=== Stored records ===
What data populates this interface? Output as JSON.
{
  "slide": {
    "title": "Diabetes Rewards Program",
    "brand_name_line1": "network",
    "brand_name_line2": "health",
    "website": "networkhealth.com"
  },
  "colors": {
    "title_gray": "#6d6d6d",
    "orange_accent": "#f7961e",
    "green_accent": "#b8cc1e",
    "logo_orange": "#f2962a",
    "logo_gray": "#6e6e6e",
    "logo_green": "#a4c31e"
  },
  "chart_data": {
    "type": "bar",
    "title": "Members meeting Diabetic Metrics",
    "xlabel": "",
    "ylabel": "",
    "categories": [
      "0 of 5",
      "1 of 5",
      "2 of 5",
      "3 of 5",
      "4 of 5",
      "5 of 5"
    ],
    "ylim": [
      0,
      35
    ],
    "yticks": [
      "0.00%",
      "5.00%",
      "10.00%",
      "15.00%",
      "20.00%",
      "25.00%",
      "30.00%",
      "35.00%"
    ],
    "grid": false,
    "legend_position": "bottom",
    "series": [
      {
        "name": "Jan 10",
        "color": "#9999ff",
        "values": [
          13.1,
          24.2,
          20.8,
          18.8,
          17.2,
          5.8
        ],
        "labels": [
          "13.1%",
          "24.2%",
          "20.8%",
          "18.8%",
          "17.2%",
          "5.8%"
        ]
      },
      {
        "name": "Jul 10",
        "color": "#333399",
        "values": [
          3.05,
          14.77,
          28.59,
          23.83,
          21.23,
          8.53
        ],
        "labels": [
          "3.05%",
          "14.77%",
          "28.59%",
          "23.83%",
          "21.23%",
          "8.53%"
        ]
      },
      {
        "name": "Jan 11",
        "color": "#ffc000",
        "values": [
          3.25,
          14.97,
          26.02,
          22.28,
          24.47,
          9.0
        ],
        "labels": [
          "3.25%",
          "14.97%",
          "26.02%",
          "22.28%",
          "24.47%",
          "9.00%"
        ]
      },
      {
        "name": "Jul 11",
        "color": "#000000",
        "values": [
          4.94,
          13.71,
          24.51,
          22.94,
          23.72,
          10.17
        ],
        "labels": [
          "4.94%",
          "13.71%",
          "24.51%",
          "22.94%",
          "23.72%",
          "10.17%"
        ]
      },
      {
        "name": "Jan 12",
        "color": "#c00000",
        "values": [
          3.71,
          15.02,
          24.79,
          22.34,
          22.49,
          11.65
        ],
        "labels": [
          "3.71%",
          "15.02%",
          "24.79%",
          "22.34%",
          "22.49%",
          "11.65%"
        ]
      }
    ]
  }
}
===
*Exercise goal:*
Please repeat the listing above in full and exactly.

*Task output:*
What data populates this interface? Output as JSON.
{
  "slide": {
    "title": "Diabetes Rewards Program",
    "brand_name_line1": "network",
    "brand_name_line2": "health",
    "website": "networkhealth.com"
  },
  "colors": {
    "title_gray": "#6d6d6d",
    "orange_accent": "#f7961e",
    "green_accent": "#b8cc1e",
    "logo_orange": "#f2962a",
    "logo_gray": "#6e6e6e",
    "logo_green": "#a4c31e"
  },
  "chart_data": {
    "type": "bar",
    "title": "Members meeting Diabetic Metrics",
    "xlabel": "",
    "ylabel": "",
    "categories": [
      "0 of 5",
      "1 of 5",
      "2 of 5",
      "3 of 5",
      "4 of 5",
      "5 of 5"
    ],
    "ylim": [
      0,
      35
    ],
    "yticks": [
      "0.00%",
      "5.00%",
      "10.00%",
      "15.00%",
      "20.00%",
      "25.00%",
      "30.00%",
      "35.00%"
    ],
    "grid": false,
    "legend_position": "bottom",
    "series": [
      {
        "name": "Jan 10",
        "color": "#9999ff",
        "values": [
          13.1,
          24.2,
          20.8,
          18.8,
          17.2,
          5.8
        ],
        "labels": [
          "13.1%",
          "24.2%",
          "20.8%",
          "18.8%",
          "17.2%",
          "5.8%"
        ]
      },
      {
        "name": "Jul 10",
        "color": "#333399",
        "values": [
          3.05,
          14.77,
          28.59,
          23.83,
          21.23,
          8.53
        ],
        "labels": [
          "3.05%",
          "14.77%",
          "28.59%",
          "23.83%",
          "21.23%",
          "8.53%"
        ]
      },
      {
        "name": "Jan 11",
        "color": "#ffc000",
        "values": [
          3.25,
          14.97,
          26.02,
          22.28,
          24.47,
          9.0
        ],
        "labels": [
          "3.25%",
          "14.97%",
          "26.02%",
          "22.28%",
          "24.47%",
          "9.00%"
        ]
      },
      {
        "name": "Jul 11",
        "color": "#000000",
        "values": [
          4.94,
          13.71,
          24.51,
          22.94,
          23.72,
          10.17
        ],
        "labels": [
          "4.94%",
          "13.71%",
          "24.51%",
          "22.94%",
          "23.72%",
          "10.17%"
        ]
      },
      {
        "name": "Jan 12",
        "color": "#c00000",
        "values": [
          3.71,
          15.02,
          24.79,
          22.34,
          22.49,
          11.65
        ],
        "labels": [
          "3.71%",
          "15.02%",
          "24.79%",
          "22.34%",
          "22.49%",
          "11.65%"
        ]
      }
    ]
  }
}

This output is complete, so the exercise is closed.